EXERCISE PROMPT: Return the records that follow, matching each one exactly.

* start *

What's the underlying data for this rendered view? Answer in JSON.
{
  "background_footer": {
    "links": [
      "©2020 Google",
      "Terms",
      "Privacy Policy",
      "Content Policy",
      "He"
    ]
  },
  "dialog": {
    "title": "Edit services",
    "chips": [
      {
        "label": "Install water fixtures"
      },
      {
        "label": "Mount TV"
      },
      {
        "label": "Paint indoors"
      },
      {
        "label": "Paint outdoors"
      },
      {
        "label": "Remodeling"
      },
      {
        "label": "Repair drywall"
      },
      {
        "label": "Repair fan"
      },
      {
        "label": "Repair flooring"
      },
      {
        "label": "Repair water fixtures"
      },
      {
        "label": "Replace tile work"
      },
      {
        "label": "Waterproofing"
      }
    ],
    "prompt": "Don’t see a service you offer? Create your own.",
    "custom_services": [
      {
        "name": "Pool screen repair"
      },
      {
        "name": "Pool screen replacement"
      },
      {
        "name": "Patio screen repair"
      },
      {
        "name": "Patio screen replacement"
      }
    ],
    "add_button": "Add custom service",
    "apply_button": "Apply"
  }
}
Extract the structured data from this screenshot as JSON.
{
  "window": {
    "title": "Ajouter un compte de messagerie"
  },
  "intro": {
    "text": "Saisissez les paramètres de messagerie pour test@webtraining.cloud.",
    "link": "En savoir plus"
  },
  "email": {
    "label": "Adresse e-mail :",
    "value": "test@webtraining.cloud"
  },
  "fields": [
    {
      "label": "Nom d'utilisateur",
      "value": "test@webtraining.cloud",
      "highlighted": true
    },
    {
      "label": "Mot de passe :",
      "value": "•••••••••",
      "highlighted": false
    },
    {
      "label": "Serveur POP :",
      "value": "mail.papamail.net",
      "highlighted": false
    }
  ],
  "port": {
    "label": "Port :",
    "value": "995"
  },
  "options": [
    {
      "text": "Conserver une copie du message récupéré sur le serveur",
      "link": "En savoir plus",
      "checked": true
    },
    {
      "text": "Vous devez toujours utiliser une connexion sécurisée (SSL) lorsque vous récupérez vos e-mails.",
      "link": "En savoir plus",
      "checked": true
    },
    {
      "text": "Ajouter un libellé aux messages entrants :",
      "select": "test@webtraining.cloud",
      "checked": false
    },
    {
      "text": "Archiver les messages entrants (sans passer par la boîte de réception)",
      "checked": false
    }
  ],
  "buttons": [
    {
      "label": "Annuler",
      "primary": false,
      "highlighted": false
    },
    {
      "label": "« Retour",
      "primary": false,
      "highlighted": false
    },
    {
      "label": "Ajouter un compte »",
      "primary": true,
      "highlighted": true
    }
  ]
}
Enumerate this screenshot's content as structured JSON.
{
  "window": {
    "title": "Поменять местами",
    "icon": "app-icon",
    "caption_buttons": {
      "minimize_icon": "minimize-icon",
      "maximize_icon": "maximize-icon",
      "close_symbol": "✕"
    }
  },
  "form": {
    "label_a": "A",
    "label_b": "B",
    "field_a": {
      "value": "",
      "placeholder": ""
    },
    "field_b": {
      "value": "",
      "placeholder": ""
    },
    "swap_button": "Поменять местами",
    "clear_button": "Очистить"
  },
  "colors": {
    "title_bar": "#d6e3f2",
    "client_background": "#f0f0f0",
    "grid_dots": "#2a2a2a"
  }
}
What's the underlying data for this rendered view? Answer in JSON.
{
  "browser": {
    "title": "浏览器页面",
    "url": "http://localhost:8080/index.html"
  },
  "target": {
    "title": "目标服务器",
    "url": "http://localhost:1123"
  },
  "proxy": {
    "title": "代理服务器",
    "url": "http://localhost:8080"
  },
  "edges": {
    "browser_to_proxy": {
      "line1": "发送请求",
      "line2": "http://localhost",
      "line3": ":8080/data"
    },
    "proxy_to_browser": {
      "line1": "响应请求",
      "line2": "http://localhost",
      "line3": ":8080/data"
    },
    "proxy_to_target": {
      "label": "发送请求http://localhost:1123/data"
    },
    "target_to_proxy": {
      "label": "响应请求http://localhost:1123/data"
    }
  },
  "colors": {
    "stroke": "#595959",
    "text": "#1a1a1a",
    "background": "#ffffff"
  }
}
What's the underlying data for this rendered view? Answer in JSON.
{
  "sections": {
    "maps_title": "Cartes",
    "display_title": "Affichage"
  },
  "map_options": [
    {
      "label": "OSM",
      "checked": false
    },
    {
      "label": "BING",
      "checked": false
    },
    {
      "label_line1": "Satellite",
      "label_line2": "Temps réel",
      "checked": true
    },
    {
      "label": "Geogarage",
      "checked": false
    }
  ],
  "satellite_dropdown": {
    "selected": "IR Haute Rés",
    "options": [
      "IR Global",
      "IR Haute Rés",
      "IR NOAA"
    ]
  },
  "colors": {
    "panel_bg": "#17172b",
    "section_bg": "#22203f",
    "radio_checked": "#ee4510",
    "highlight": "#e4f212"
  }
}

* end *

SOLUTION TO THIS PROBLEM:
What's the underlying data for this rendered view? Answer in JSON.
{
  "background_footer": {
    "links": [
      "©2020 Google",
      "Terms",
      "Privacy Policy",
      "Content Policy",
      "He"
    ]
  },
  "dialog": {
    "title": "Edit services",
    "chips": [
      {
        "label": "Install water fixtures"
      },
      {
        "label": "Mount TV"
      },
      {
        "label": "Paint indoors"
      },
      {
        "label": "Paint outdoors"
      },
      {
        "label": "Remodeling"
      },
      {
        "label": "Repair drywall"
      },
      {
        "label": "Repair fan"
      },
      {
        "label": "Repair flooring"
      },
      {
        "label": "Repair water fixtures"
      },
      {
        "label": "Replace tile work"
      },
      {
        "label": "Waterproofing"
      }
    ],
    "prompt": "Don’t see a service you offer? Create your own.",
    "custom_services": [
      {
        "name": "Pool screen repair"
      },
      {
        "name": "Pool screen replacement"
      },
      {
        "name": "Patio screen repair"
      },
      {
        "name": "Patio screen replacement"
      }
    ],
    "add_button": "Add custom service",
    "apply_button": "Apply"
  }
}
Extract the structured data from this screenshot as JSON.
{
  "window": {
    "title": "Ajouter un compte de messagerie"
  },
  "intro": {
    "text": "Saisissez les paramètres de messagerie pour test@webtraining.cloud.",
    "link": "En savoir plus"
  },
  "email": {
    "label": "Adresse e-mail :",
    "value": "test@webtraining.cloud"
  },
  "fields": [
    {
      "label": "Nom d'utilisateur",
      "value": "test@webtraining.cloud",
      "highlighted": true
    },
    {
      "label": "Mot de passe :",
      "value": "•••••••••",
      "highlighted": false
    },
    {
      "label": "Serveur POP :",
      "value": "mail.papamail.net",
      "highlighted": false
    }
  ],
  "port": {
    "label": "Port :",
    "value": "995"
  },
  "options": [
    {
      "text": "Conserver une copie du message récupéré sur le serveur",
      "link": "En savoir plus",
      "checked": true
    },
    {
      "text": "Vous devez toujours utiliser une connexion sécurisée (SSL) lorsque vous récupérez vos e-mails.",
      "link": "En savoir plus",
      "checked": true
    },
    {
      "text": "Ajouter un libellé aux messages entrants :",
      "select": "test@webtraining.cloud",
      "checked": false
    },
    {
      "text": "Archiver les messages entrants (sans passer par la boîte de réception)",
      "checked": false
    }
  ],
  "buttons": [
    {
      "label": "Annuler",
      "primary": false,
      "highlighted": false
    },
    {
      "label": "« Retour",
      "primary": false,
      "highlighted": false
    },
    {
      "label": "Ajouter un compte »",
      "primary": true,
      "highlighted": true
    }
  ]
}
Enumerate this screenshot's content as structured JSON.
{
  "window": {
    "title": "Поменять местами",
    "icon": "app-icon",
    "caption_buttons": {
      "minimize_icon": "minimize-icon",
      "maximize_icon": "maximize-icon",
      "close_symbol": "✕"
    }
  },
  "form": {
    "label_a": "A",
    "label_b": "B",
    "field_a": {
      "value": "",
      "placeholder": ""
    },
    "field_b": {
      "value": "",
      "placeholder": ""
    },
    "swap_button": "Поменять местами",
    "clear_button": "Очистить"
  },
  "colors": {
    "title_bar": "#d6e3f2",
    "client_background": "#f0f0f0",
    "grid_dots": "#2a2a2a"
  }
}
What's the underlying data for this rendered view? Answer in JSON.
{
  "browser": {
    "title": "浏览器页面",
    "url": "http://localhost:8080/index.html"
  },
  "target": {
    "title": "目标服务器",
    "url": "http://localhost:1123"
  },
  "proxy": {
    "title": "代理服务器",
    "url": "http://localhost:8080"
  },
  "edges": {
    "browser_to_proxy": {
      "line1": "发送请求",
      "line2": "http://localhost",
      "line3": ":8080/data"
    },
    "proxy_to_browser": {
      "line1": "响应请求",
      "line2": "http://localhost",
      "line3": ":8080/data"
    },
    "proxy_to_target": {
      "label": "发送请求http://localhost:1123/data"
    },
    "target_to_proxy": {
      "label": "响应请求http://localhost:1123/data"
    }
  },
  "colors": {
    "stroke": "#595959",
    "text": "#1a1a1a",
    "background": "#ffffff"
  }
}
What's the underlying data for this rendered view? Answer in JSON.
{
  "sections": {
    "maps_title": "Cartes",
    "display_title": "Affichage"
  },
  "map_options": [
    {
      "label": "OSM",
      "checked": false
    },
    {
      "label": "BING",
      "checked": false
    },
    {
      "label_line1": "Satellite",
      "label_line2": "Temps réel",
      "checked": true
    },
    {
      "label": "Geogarage",
      "checked": false
    }
  ],
  "satellite_dropdown": {
    "selected": "IR Haute Rés",
    "options": [
      "IR Global",
      "IR Haute Rés",
      "IR NOAA"
    ]
  },
  "colors": {
    "panel_bg": "#17172b",
    "section_bg": "#22203f",
    "radio_checked": "#ee4510",
    "highlight": "#e4f212"
  }
}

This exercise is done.